▶ _Task objective_:
Every record should be written out exactly, please.

▬▬▬▬▬▬▬▬▬▬

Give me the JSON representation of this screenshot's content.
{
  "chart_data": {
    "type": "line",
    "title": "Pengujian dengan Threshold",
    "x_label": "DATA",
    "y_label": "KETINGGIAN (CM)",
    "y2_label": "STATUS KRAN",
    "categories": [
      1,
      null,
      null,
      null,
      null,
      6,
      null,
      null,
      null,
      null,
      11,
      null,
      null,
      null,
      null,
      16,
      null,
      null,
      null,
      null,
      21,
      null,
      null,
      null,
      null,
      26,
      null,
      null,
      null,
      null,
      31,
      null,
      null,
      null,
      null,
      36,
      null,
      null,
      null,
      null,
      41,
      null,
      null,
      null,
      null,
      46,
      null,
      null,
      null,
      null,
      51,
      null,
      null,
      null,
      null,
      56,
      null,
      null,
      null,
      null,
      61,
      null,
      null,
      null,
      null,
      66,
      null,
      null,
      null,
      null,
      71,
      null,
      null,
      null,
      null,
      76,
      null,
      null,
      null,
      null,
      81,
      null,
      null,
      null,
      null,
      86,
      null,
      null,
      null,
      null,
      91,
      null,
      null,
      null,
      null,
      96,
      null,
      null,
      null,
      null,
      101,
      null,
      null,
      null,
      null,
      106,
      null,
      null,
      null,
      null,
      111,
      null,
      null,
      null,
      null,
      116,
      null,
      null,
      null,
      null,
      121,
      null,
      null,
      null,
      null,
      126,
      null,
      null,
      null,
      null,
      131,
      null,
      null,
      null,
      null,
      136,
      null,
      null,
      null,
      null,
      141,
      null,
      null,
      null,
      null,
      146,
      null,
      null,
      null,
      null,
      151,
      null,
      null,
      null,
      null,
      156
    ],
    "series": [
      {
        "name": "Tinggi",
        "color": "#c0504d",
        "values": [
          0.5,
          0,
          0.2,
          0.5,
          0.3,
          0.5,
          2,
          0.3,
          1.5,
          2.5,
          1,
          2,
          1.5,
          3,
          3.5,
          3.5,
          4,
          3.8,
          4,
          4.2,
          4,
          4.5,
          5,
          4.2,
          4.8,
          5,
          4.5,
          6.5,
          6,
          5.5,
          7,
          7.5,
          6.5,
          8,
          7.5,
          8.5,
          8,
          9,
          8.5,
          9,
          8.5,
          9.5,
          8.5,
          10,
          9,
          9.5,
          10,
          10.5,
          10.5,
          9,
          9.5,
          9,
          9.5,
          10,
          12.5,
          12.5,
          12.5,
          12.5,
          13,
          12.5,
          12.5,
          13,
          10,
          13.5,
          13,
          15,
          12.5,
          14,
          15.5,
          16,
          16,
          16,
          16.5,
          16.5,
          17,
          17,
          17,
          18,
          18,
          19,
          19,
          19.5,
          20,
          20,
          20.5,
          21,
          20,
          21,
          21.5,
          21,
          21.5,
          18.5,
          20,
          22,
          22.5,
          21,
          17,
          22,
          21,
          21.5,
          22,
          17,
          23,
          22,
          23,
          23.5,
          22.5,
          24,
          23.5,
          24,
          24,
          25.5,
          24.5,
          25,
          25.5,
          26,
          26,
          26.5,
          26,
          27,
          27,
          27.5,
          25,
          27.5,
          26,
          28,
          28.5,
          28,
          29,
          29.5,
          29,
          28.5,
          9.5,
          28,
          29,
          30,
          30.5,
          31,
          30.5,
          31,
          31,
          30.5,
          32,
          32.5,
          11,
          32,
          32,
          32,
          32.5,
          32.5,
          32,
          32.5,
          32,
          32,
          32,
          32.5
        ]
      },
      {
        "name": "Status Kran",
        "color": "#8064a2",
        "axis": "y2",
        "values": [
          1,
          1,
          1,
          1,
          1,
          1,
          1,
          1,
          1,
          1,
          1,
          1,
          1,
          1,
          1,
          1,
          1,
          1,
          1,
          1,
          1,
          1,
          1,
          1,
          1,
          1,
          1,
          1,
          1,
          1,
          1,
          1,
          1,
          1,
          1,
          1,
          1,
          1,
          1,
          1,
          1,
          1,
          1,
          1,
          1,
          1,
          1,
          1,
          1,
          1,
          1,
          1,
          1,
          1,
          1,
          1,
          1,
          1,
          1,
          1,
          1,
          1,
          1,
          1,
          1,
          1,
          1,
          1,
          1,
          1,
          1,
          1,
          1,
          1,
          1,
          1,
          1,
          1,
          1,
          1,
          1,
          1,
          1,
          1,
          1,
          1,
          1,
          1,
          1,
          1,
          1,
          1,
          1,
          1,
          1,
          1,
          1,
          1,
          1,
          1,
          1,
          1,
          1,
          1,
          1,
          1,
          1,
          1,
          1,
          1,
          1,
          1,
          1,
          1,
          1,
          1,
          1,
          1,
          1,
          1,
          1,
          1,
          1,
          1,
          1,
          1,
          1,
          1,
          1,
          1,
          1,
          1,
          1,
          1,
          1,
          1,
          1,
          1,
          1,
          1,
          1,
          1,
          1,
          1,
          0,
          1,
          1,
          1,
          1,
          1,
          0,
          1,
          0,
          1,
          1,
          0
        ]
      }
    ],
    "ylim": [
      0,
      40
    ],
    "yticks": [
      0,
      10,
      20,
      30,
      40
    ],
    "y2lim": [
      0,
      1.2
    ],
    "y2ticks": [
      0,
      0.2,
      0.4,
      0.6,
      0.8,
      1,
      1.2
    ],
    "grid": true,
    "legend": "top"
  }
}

▬▬▬▬▬▬▬▬▬▬

▶ _Solution below_:
Give me the JSON representation of this screenshot's content.
{
  "chart_data": {
    "type": "line",
    "title": "Pengujian dengan Threshold",
    "x_label": "DATA",
    "y_label": "KETINGGIAN (CM)",
    "y2_label": "STATUS KRAN",
    "categories": [
      1,
      null,
      null,
      null,
      null,
      6,
      null,
      null,
      null,
      null,
      11,
      null,
      null,
      null,
      null,
      16,
      null,
      null,
      null,
      null,
      21,
      null,
      null,
      null,
      null,
      26,
      null,
      null,
      null,
      null,
      31,
      null,
      null,
      null,
      null,
      36,
      null,
      null,
      null,
      null,
      41,
      null,
      null,
      null,
      null,
      46,
      null,
      null,
      null,
      null,
      51,
      null,
      null,
      null,
      null,
      56,
      null,
      null,
      null,
      null,
      61,
      null,
      null,
      null,
      null,
      66,
      null,
      null,
      null,
      null,
      71,
      null,
      null,
      null,
      null,
      76,
      null,
      null,
      null,
      null,
      81,
      null,
      null,
      null,
      null,
      86,
      null,
      null,
      null,
      null,
      91,
      null,
      null,
      null,
      null,
      96,
      null,
      null,
      null,
      null,
      101,
      null,
      null,
      null,
      null,
      106,
      null,
      null,
      null,
      null,
      111,
      null,
      null,
      null,
      null,
      116,
      null,
      null,
      null,
      null,
      121,
      null,
      null,
      null,
      null,
      126,
      null,
      null,
      null,
      null,
      131,
      null,
      null,
      null,
      null,
      136,
      null,
      null,
      null,
      null,
      141,
      null,
      null,
      null,
      null,
      146,
      null,
      null,
      null,
      null,
      151,
      null,
      null,
      null,
      null,
      156
    ],
    "series": [
      {
        "name": "Tinggi",
        "color": "#c0504d",
        "values": [
          0.5,
          0,
          0.2,
          0.5,
          0.3,
          0.5,
          2,
          0.3,
          1.5,
          2.5,
          1,
          2,
          1.5,
          3,
          3.5,
          3.5,
          4,
          3.8,
          4,
          4.2,
          4,
          4.5,
          5,
          4.2,
          4.8,
          5,
          4.5,
          6.5,
          6,
          5.5,
          7,
          7.5,
          6.5,
          8,
          7.5,
          8.5,
          8,
          9,
          8.5,
          9,
          8.5,
          9.5,
          8.5,
          10,
          9,
          9.5,
          10,
          10.5,
          10.5,
          9,
          9.5,
          9,
          9.5,
          10,
          12.5,
          12.5,
          12.5,
          12.5,
          13,
          12.5,
          12.5,
          13,
          10,
          13.5,
          13,
          15,
          12.5,
          14,
          15.5,
          16,
          16,
          16,
          16.5,
          16.5,
          17,
          17,
          17,
          18,
          18,
          19,
          19,
          19.5,
          20,
          20,
          20.5,
          21,
          20,
          21,
          21.5,
          21,
          21.5,
          18.5,
          20,
          22,
          22.5,
          21,
          17,
          22,
          21,
          21.5,
          22,
          17,
          23,
          22,
          23,
          23.5,
          22.5,
          24,
          23.5,
          24,
          24,
          25.5,
          24.5,
          25,
          25.5,
          26,
          26,
          26.5,
          26,
          27,
          27,
          27.5,
          25,
          27.5,
          26,
          28,
          28.5,
          28,
          29,
          29.5,
          29,
          28.5,
          9.5,
          28,
          29,
          30,
          30.5,
          31,
          30.5,
          31,
          31,
          30.5,
          32,
          32.5,
          11,
          32,
          32,
          32,
          32.5,
          32.5,
          32,
          32.5,
          32,
          32,
          32,
          32.5
        ]
      },
      {
        "name": "Status Kran",
        "color": "#8064a2",
        "axis": "y2",
        "values": [
          1,
          1,
          1,
          1,
          1,
          1,
          1,
          1,
          1,
          1,
          1,
          1,
          1,
          1,
          1,
          1,
          1,
          1,
          1,
          1,
          1,
          1,
          1,
          1,
          1,
          1,
          1,
          1,
          1,
          1,
          1,
          1,
          1,
          1,
          1,
          1,
          1,
          1,
          1,
          1,
          1,
          1,
          1,
          1,
          1,
          1,
          1,
          1,
          1,
          1,
          1,
          1,
          1,
          1,
          1,
          1,
          1,
          1,
          1,
          1,
          1,
          1,
          1,
          1,
          1,
          1,
          1,
          1,
          1,
          1,
          1,
          1,
          1,
          1,
          1,
          1,
          1,
          1,
          1,
          1,
          1,
          1,
          1,
          1,
          1,
          1,
          1,
          1,
          1,
          1,
          1,
          1,
          1,
          1,
          1,
          1,
          1,
          1,
          1,
          1,
          1,
          1,
          1,
          1,
          1,
          1,
          1,
          1,
          1,
          1,
          1,
          1,
          1,
          1,
          1,
          1,
          1,
          1,
          1,
          1,
          1,
          1,
          1,
          1,
          1,
          1,
          1,
          1,
          1,
          1,
          1,
          1,
          1,
          1,
          1,
          1,
          1,
          1,
          1,
          1,
          1,
          1,
          1,
          1,
          0,
          1,
          1,
          1,
          1,
          1,
          0,
          1,
          0,
          1,
          1,
          0
        ]
      }
    ],
    "ylim": [
      0,
      40
    ],
    "yticks": [
      0,
      10,
      20,
      30,
      40
    ],
    "y2lim": [
      0,
      1.2
    ],
    "y2ticks": [
      0,
      0.2,
      0.4,
      0.6,
      0.8,
      1,
      1.2
    ],
    "grid": true,
    "legend": "top"
  }
}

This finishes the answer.